Recorded data:
▶
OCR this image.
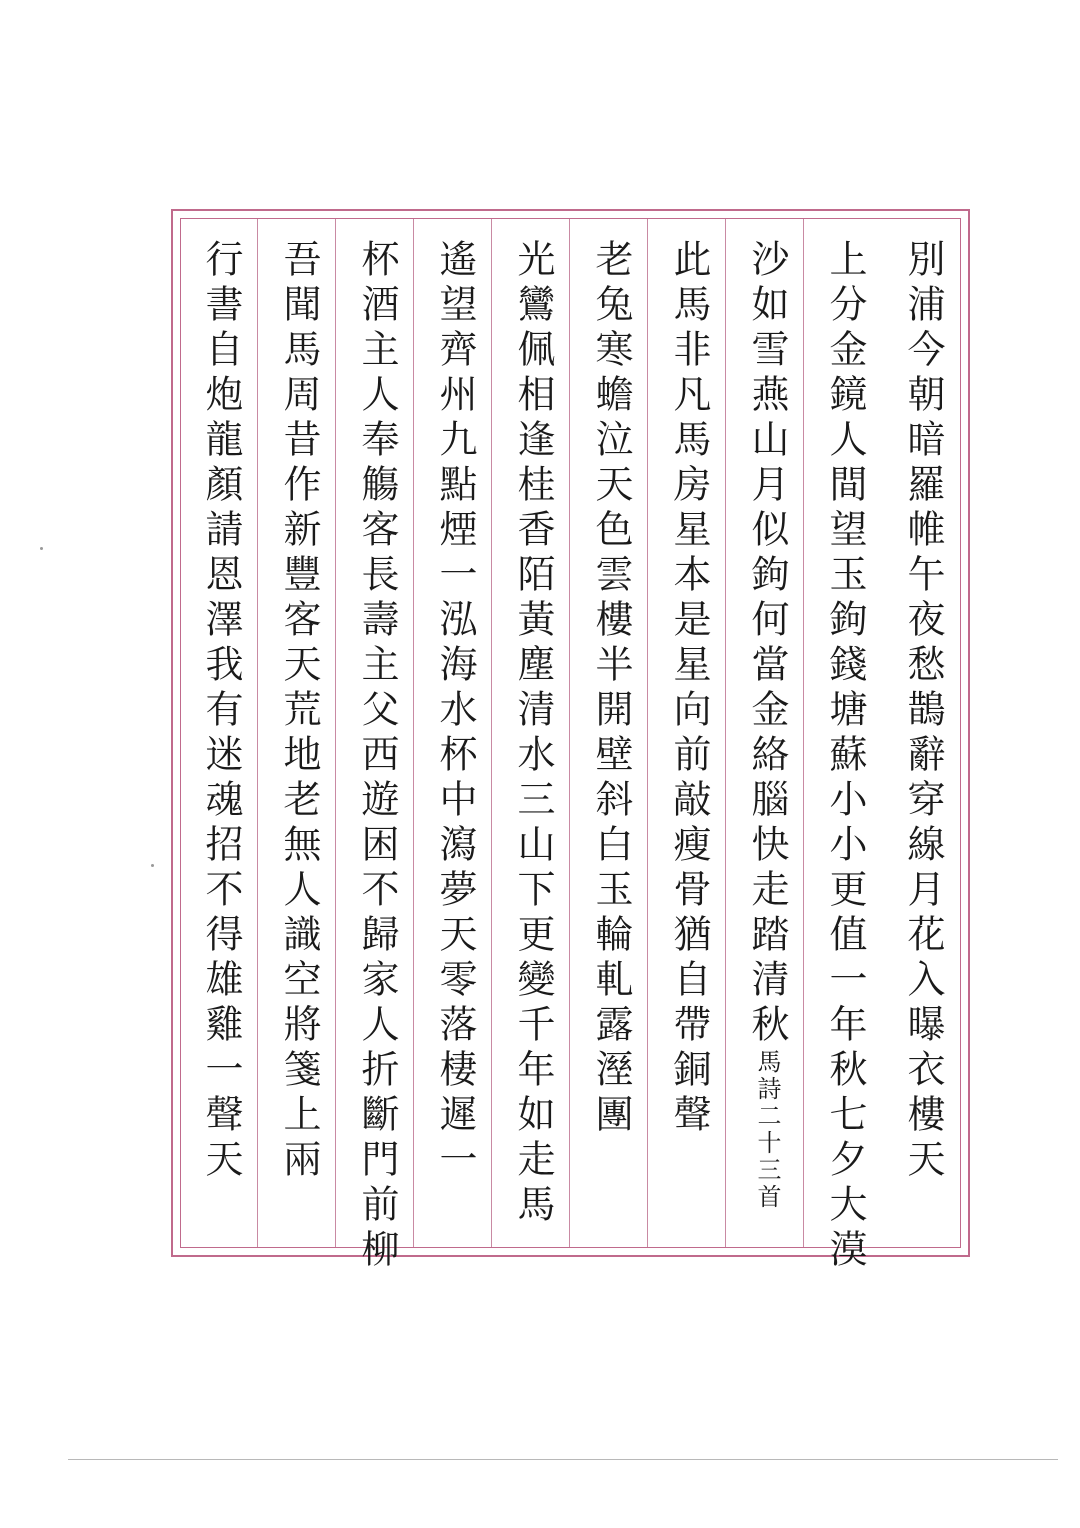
別浦今朝暗羅帷午夜愁鵲辭穿線月花入曝衣樓天
上分金鏡人間望玉鉤錢塘蘇小小更值一年秋七夕大漠
沙如雪燕山月似鉤何當金絡腦快走踏清秋馬詩二十三首
此馬非凡馬房星本是星向前敲瘦骨猶自帶銅聲
老兔寒蟾泣天色雲樓半開壁斜白玉輪軋露溼團
光鸞佩相逢桂香陌黃塵清水三山下更變千年如走馬
遙望齊州九點煙一泓海水杯中瀉夢天零落棲遲一
杯酒主人奉觴客長壽主父西遊困不歸家人折斷門前柳
吾聞馬周昔作新豐客天荒地老無人識空將箋上兩
行書自炮龍顏請恩澤我有迷魂招不得雄雞一聲天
◀
◆ **The exercise**: Set down the complete material exactly, but do not include the images.

◆ **Exercise output**:
OCR this image.
別浦今朝暗羅帷午夜愁鵲辭穿線月花入曝衣樓天
上分金鏡人間望玉鉤錢塘蘇小小更值一年秋七夕大漠
沙如雪燕山月似鉤何當金絡腦快走踏清秋馬詩二十三首
此馬非凡馬房星本是星向前敲瘦骨猶自帶銅聲
老兔寒蟾泣天色雲樓半開壁斜白玉輪軋露溼團
光鸞佩相逢桂香陌黃塵清水三山下更變千年如走馬
遙望齊州九點煙一泓海水杯中瀉夢天零落棲遲一
杯酒主人奉觴客長壽主父西遊困不歸家人折斷門前柳
吾聞馬周昔作新豐客天荒地老無人識空將箋上兩
行書自炮龍顏請恩澤我有迷魂招不得雄雞一聲天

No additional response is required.